<<<<

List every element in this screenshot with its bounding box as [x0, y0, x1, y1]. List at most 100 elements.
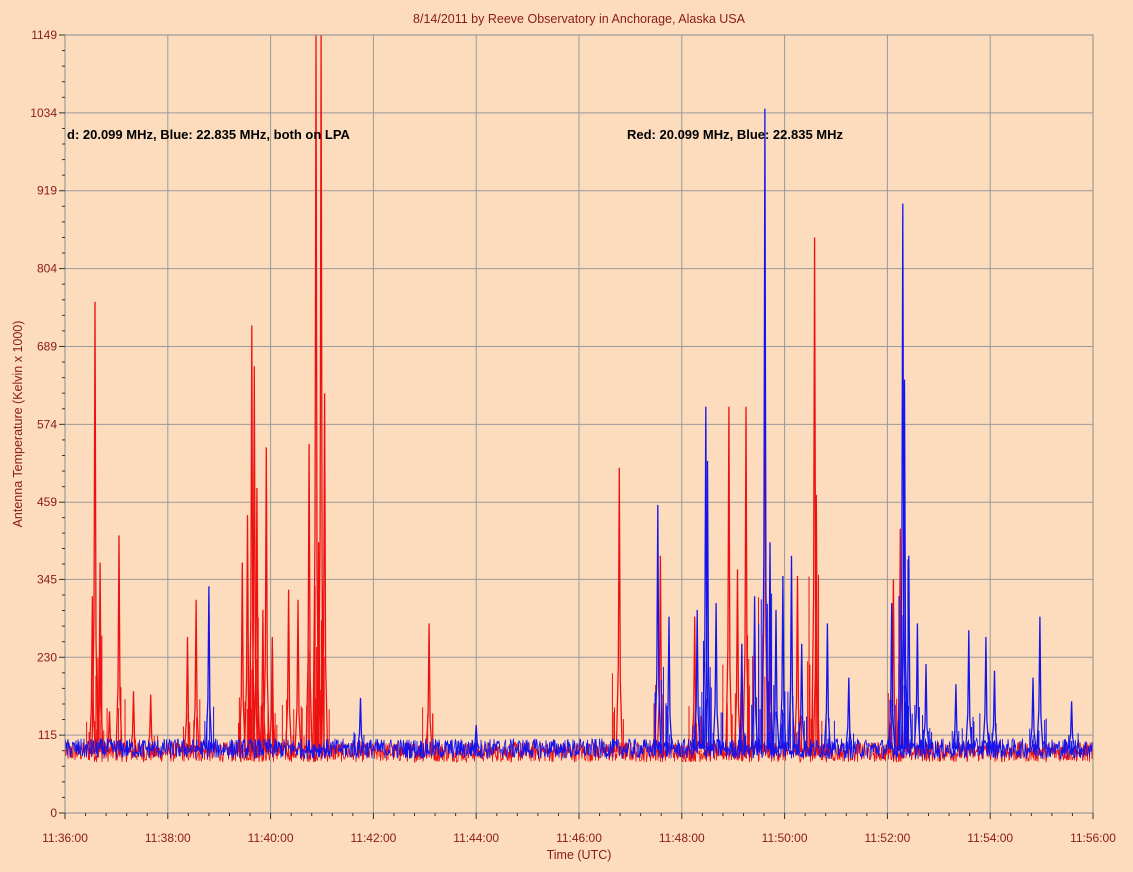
spike-red-line	[656, 555, 665, 753]
spike-blue	[911, 623, 925, 749]
x-tick-label: 11:56:00	[1070, 831, 1116, 845]
spike-blue-line	[654, 504, 662, 749]
spike-blue	[750, 596, 761, 749]
spike-blue-line	[761, 108, 769, 749]
spike-blue	[1032, 616, 1047, 749]
spike-blue	[654, 504, 664, 749]
spike-red-line	[305, 443, 313, 753]
spike-red-line	[192, 599, 200, 753]
y-tick-label: 0	[50, 806, 57, 820]
x-tick-label: 11:48:00	[659, 831, 705, 845]
spike-blue	[922, 663, 933, 749]
y-tick-label: 115	[38, 728, 57, 742]
spike-blue	[738, 643, 747, 749]
spike-blue-line	[1067, 701, 1076, 749]
y-tick-label: 1034	[30, 106, 57, 120]
spike-red	[611, 467, 624, 753]
spike-blue-line	[712, 603, 720, 749]
spike-red	[115, 535, 126, 753]
spike-blue	[701, 460, 712, 749]
spike-blue	[888, 603, 899, 749]
spike-blue	[795, 643, 808, 749]
spike-blue	[768, 609, 784, 749]
spike-blue-line	[922, 663, 930, 749]
spike-blue	[665, 616, 673, 749]
spike-blue-line	[798, 643, 806, 749]
spike-blue	[961, 630, 975, 749]
spike-blue-line	[1036, 616, 1044, 749]
x-tick-label: 11:44:00	[453, 831, 499, 845]
spike-red	[292, 599, 305, 753]
axes: 0 115 230 345 459 574 689 804 919 1034 1149 11:36:0…	[30, 28, 1116, 845]
x-tick-label: 11:52:00	[864, 831, 910, 845]
series-blue-line	[64, 737, 1094, 760]
y-tick-label: 459	[37, 495, 57, 509]
spike-red	[86, 596, 97, 753]
spike-red	[188, 599, 201, 753]
spike-blue-line	[738, 643, 746, 749]
spike-blue	[845, 677, 856, 749]
spike-red-line	[812, 494, 820, 753]
spike-red-line	[88, 596, 97, 753]
spike-red-line	[262, 447, 270, 753]
spike-red-line	[320, 393, 329, 753]
spike-red-line	[238, 562, 246, 753]
x-tick-label: 11:36:00	[42, 831, 88, 845]
spike-blue-line	[356, 697, 365, 749]
spike-blue	[787, 555, 796, 749]
y-tick-label: 345	[37, 572, 57, 586]
spike-red	[742, 406, 754, 753]
y-tick-label: 919	[37, 184, 57, 198]
spike-blue-line	[787, 555, 796, 749]
spike-blue-line	[900, 379, 909, 749]
spike-red-line	[725, 406, 733, 753]
spike-blue	[989, 670, 1001, 749]
y-tick-label: 230	[37, 650, 57, 664]
y-tick-label: 804	[37, 262, 57, 276]
spike-blue-line	[703, 460, 712, 749]
x-tick-label: 11:38:00	[145, 831, 191, 845]
y-tick-label: 574	[37, 417, 57, 431]
spike-blue-line	[472, 724, 480, 749]
x-tick-label: 11:46:00	[556, 831, 602, 845]
series-blue	[64, 108, 1094, 760]
x-tick-label: 11:50:00	[762, 831, 808, 845]
spike-blue	[775, 575, 787, 749]
spike-red-line	[253, 487, 261, 753]
x-tick-label: 11:54:00	[967, 831, 1013, 845]
spike-blue-line	[1029, 677, 1037, 749]
y-tick-label: 689	[37, 339, 57, 353]
grid	[64, 34, 1094, 814]
spike-red	[281, 589, 295, 753]
spike-red	[422, 623, 434, 753]
y-tick-label: 1149	[31, 28, 57, 42]
spike-blue-line	[693, 609, 701, 749]
x-tick-label: 11:42:00	[350, 831, 396, 845]
annotation-left: d: 20.099 MHz, Blue: 22.835 MHz, both on…	[67, 127, 351, 142]
spike-blue-line	[665, 616, 673, 749]
spike-blue-line	[899, 203, 907, 749]
spike-blue	[951, 684, 960, 749]
spike-red-line	[425, 623, 433, 753]
spike-blue	[709, 603, 723, 749]
spike-blue-line	[952, 684, 960, 749]
x-axis-label: Time (UTC)	[547, 848, 612, 862]
spike-red-line	[294, 599, 302, 753]
spike-blue-line	[772, 609, 780, 749]
spike-blue-line	[965, 630, 973, 749]
spike-red	[317, 393, 330, 753]
spike-blue	[902, 555, 916, 749]
spike-blue-line	[982, 636, 990, 749]
annotation-right: Red: 20.099 MHz, Blue: 22.835 MHz	[627, 127, 844, 142]
spike-blue	[353, 697, 365, 749]
y-axis-label: Antenna Temperature (Kelvin x 1000)	[11, 321, 25, 528]
spike-blue	[1064, 701, 1079, 749]
spike-blue	[979, 636, 990, 749]
spike-blue	[472, 724, 482, 749]
x-tick-label: 11:40:00	[248, 831, 294, 845]
spike-red-line	[615, 467, 623, 753]
plot-area	[64, 34, 1094, 764]
spike-blue	[821, 623, 835, 749]
chart-title: 8/14/2011 by Reeve Observatory in Anchor…	[413, 12, 746, 26]
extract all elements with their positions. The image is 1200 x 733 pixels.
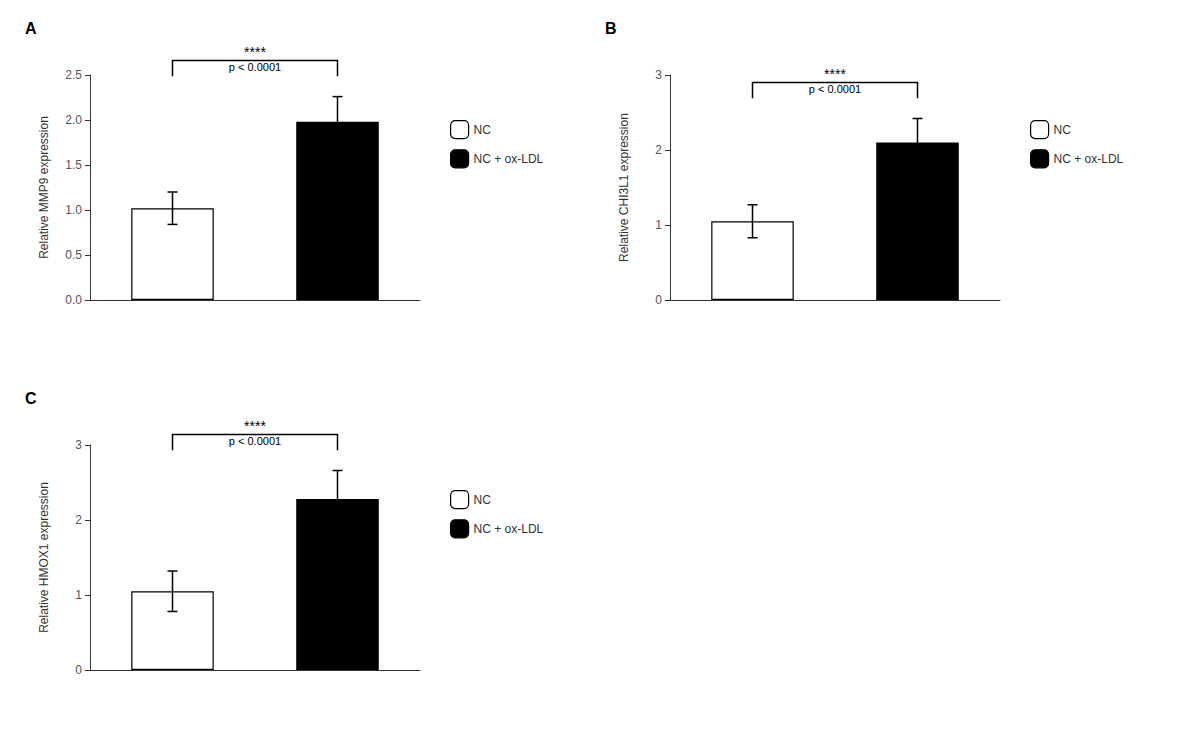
svg-text:Relative HMOX1 expression: Relative HMOX1 expression [37,482,51,633]
svg-text:NC: NC [474,493,492,507]
svg-text:p < 0.0001: p < 0.0001 [229,435,281,447]
svg-text:1.5: 1.5 [65,158,82,172]
svg-text:NC + ox-LDL: NC + ox-LDL [474,152,544,166]
svg-text:NC + ox-LDL: NC + ox-LDL [474,522,544,536]
svg-text:p < 0.0001: p < 0.0001 [809,83,861,95]
svg-text:A: A [25,20,37,37]
svg-text:****: **** [244,44,266,60]
svg-text:NC + ox-LDL: NC + ox-LDL [1054,152,1124,166]
svg-text:Relative MMP9 expression: Relative MMP9 expression [37,116,51,259]
svg-text:2: 2 [655,143,662,157]
svg-text:1: 1 [655,218,662,232]
svg-text:p < 0.0001: p < 0.0001 [229,61,281,73]
svg-text:1.0: 1.0 [65,203,82,217]
svg-text:2.0: 2.0 [65,113,82,127]
svg-text:1: 1 [75,588,82,602]
svg-text:3: 3 [655,68,662,82]
svg-text:****: **** [824,66,846,82]
svg-text:B: B [605,20,617,37]
svg-text:0: 0 [75,663,82,677]
svg-text:0.5: 0.5 [65,248,82,262]
svg-text:C: C [25,390,37,407]
svg-text:2.5: 2.5 [65,68,82,82]
svg-text:2: 2 [75,513,82,527]
svg-text:NC: NC [1054,123,1072,137]
svg-text:0.0: 0.0 [65,293,82,307]
svg-text:NC: NC [474,123,492,137]
svg-text:Relative CHI3L1 expression: Relative CHI3L1 expression [617,113,631,262]
svg-text:****: **** [244,418,266,434]
svg-text:3: 3 [75,438,82,452]
svg-text:0: 0 [655,293,662,307]
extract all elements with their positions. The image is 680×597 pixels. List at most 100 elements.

>>>>

-- GIVEN PROBLEM --
Give back all of the rows above word for word, leaving out the pictures.

-- SOLUTION TO THE EXERCISE --
List every element in this screenshot with its bounding box as [x0, y0, x1, y1]. List at most 100 elements.
spike-red-line	[656, 555, 665, 753]
spike-blue	[911, 623, 925, 749]
x-tick-label: 11:56:00	[1070, 831, 1116, 845]
spike-blue-line	[654, 504, 662, 749]
spike-blue	[750, 596, 761, 749]
spike-blue-line	[761, 108, 769, 749]
spike-blue	[1032, 616, 1047, 749]
spike-blue	[654, 504, 664, 749]
spike-red-line	[305, 443, 313, 753]
spike-red-line	[192, 599, 200, 753]
y-tick-label: 0	[50, 806, 57, 820]
x-tick-label: 11:48:00	[659, 831, 705, 845]
spike-blue	[922, 663, 933, 749]
y-tick-label: 115	[38, 728, 57, 742]
spike-blue	[738, 643, 747, 749]
spike-blue-line	[1067, 701, 1076, 749]
y-tick-label: 1034	[30, 106, 57, 120]
spike-red	[611, 467, 624, 753]
spike-blue-line	[712, 603, 720, 749]
spike-red	[115, 535, 126, 753]
spike-blue	[701, 460, 712, 749]
spike-blue	[888, 603, 899, 749]
spike-blue	[795, 643, 808, 749]
spike-blue	[768, 609, 784, 749]
spike-blue-line	[922, 663, 930, 749]
spike-blue	[665, 616, 673, 749]
spike-blue-line	[798, 643, 806, 749]
spike-blue	[961, 630, 975, 749]
spike-blue-line	[1036, 616, 1044, 749]
x-tick-label: 11:44:00	[453, 831, 499, 845]
spike-red	[292, 599, 305, 753]
axes: 0 115 230 345 459 574 689 804 919 1034 1149 11:36:0…	[30, 28, 1116, 845]
x-tick-label: 11:52:00	[864, 831, 910, 845]
series-blue-line	[64, 737, 1094, 760]
y-tick-label: 459	[37, 495, 57, 509]
spike-red	[86, 596, 97, 753]
spike-red	[188, 599, 201, 753]
spike-blue-line	[738, 643, 746, 749]
spike-blue	[845, 677, 856, 749]
spike-red-line	[812, 494, 820, 753]
spike-red-line	[88, 596, 97, 753]
spike-red-line	[262, 447, 270, 753]
spike-red-line	[320, 393, 329, 753]
spike-red-line	[238, 562, 246, 753]
x-tick-label: 11:36:00	[42, 831, 88, 845]
spike-blue-line	[356, 697, 365, 749]
spike-blue	[787, 555, 796, 749]
y-tick-label: 345	[37, 572, 57, 586]
spike-red	[742, 406, 754, 753]
y-tick-label: 919	[37, 184, 57, 198]
spike-blue-line	[787, 555, 796, 749]
spike-blue-line	[900, 379, 909, 749]
spike-red-line	[725, 406, 733, 753]
spike-blue	[989, 670, 1001, 749]
y-tick-label: 230	[37, 650, 57, 664]
y-tick-label: 804	[37, 262, 57, 276]
spike-blue-line	[703, 460, 712, 749]
x-tick-label: 11:38:00	[145, 831, 191, 845]
y-tick-label: 574	[37, 417, 57, 431]
spike-blue-line	[472, 724, 480, 749]
x-tick-label: 11:46:00	[556, 831, 602, 845]
series-blue	[64, 108, 1094, 760]
x-tick-label: 11:50:00	[762, 831, 808, 845]
spike-blue	[775, 575, 787, 749]
spike-red-line	[253, 487, 261, 753]
x-tick-label: 11:54:00	[967, 831, 1013, 845]
spike-blue-line	[1029, 677, 1037, 749]
y-tick-label: 689	[37, 339, 57, 353]
grid	[64, 34, 1094, 814]
spike-red	[281, 589, 295, 753]
spike-red	[422, 623, 434, 753]
y-tick-label: 1149	[31, 28, 57, 42]
spike-blue-line	[693, 609, 701, 749]
x-tick-label: 11:42:00	[350, 831, 396, 845]
annotation-left: d: 20.099 MHz, Blue: 22.835 MHz, both on…	[67, 127, 351, 142]
spike-blue-line	[665, 616, 673, 749]
spike-blue-line	[899, 203, 907, 749]
spike-blue	[951, 684, 960, 749]
spike-red-line	[425, 623, 433, 753]
spike-blue	[709, 603, 723, 749]
spike-blue-line	[952, 684, 960, 749]
x-axis-label: Time (UTC)	[547, 848, 612, 862]
spike-red-line	[294, 599, 302, 753]
spike-blue-line	[772, 609, 780, 749]
spike-blue-line	[965, 630, 973, 749]
spike-red	[317, 393, 330, 753]
spike-blue	[902, 555, 916, 749]
spike-blue-line	[982, 636, 990, 749]
annotation-right: Red: 20.099 MHz, Blue: 22.835 MHz	[627, 127, 844, 142]
spike-blue	[353, 697, 365, 749]
y-axis-label: Antenna Temperature (Kelvin x 1000)	[11, 321, 25, 528]
spike-blue	[1064, 701, 1079, 749]
spike-blue	[979, 636, 990, 749]
spike-blue	[472, 724, 482, 749]
x-tick-label: 11:40:00	[248, 831, 294, 845]
spike-red-line	[615, 467, 623, 753]
plot-area	[64, 34, 1094, 764]
spike-blue	[821, 623, 835, 749]
chart-title: 8/14/2011 by Reeve Observatory in Anchor…	[413, 12, 746, 26]
extract all elements with their positions. The image is 1200 x 733 pixels.
svg-text:Relative HMOX1 expression: Relative HMOX1 expression [37,482,51,633]
svg-text:NC: NC [474,493,492,507]
svg-text:p < 0.0001: p < 0.0001 [229,435,281,447]
svg-text:1.5: 1.5 [65,158,82,172]
svg-text:NC + ox-LDL: NC + ox-LDL [474,152,544,166]
svg-text:NC + ox-LDL: NC + ox-LDL [474,522,544,536]
svg-text:p < 0.0001: p < 0.0001 [809,83,861,95]
svg-text:A: A [25,20,37,37]
svg-text:****: **** [244,44,266,60]
svg-text:NC + ox-LDL: NC + ox-LDL [1054,152,1124,166]
svg-text:Relative MMP9 expression: Relative MMP9 expression [37,116,51,259]
svg-text:2: 2 [655,143,662,157]
svg-text:1: 1 [655,218,662,232]
svg-text:p < 0.0001: p < 0.0001 [229,61,281,73]
svg-text:1.0: 1.0 [65,203,82,217]
svg-text:2.0: 2.0 [65,113,82,127]
svg-text:1: 1 [75,588,82,602]
svg-text:3: 3 [655,68,662,82]
svg-text:****: **** [824,66,846,82]
svg-text:B: B [605,20,617,37]
svg-text:0: 0 [75,663,82,677]
svg-text:0.5: 0.5 [65,248,82,262]
svg-text:C: C [25,390,37,407]
svg-text:2.5: 2.5 [65,68,82,82]
svg-text:2: 2 [75,513,82,527]
svg-text:NC: NC [1054,123,1072,137]
svg-text:0.0: 0.0 [65,293,82,307]
svg-text:NC: NC [474,123,492,137]
svg-text:Relative CHI3L1 expression: Relative CHI3L1 expression [617,113,631,262]
svg-text:****: **** [244,418,266,434]
svg-text:3: 3 [75,438,82,452]
svg-text:0: 0 [655,293,662,307]
extract all elements with their positions. The image is 680×597 pixels. List at most 100 elements.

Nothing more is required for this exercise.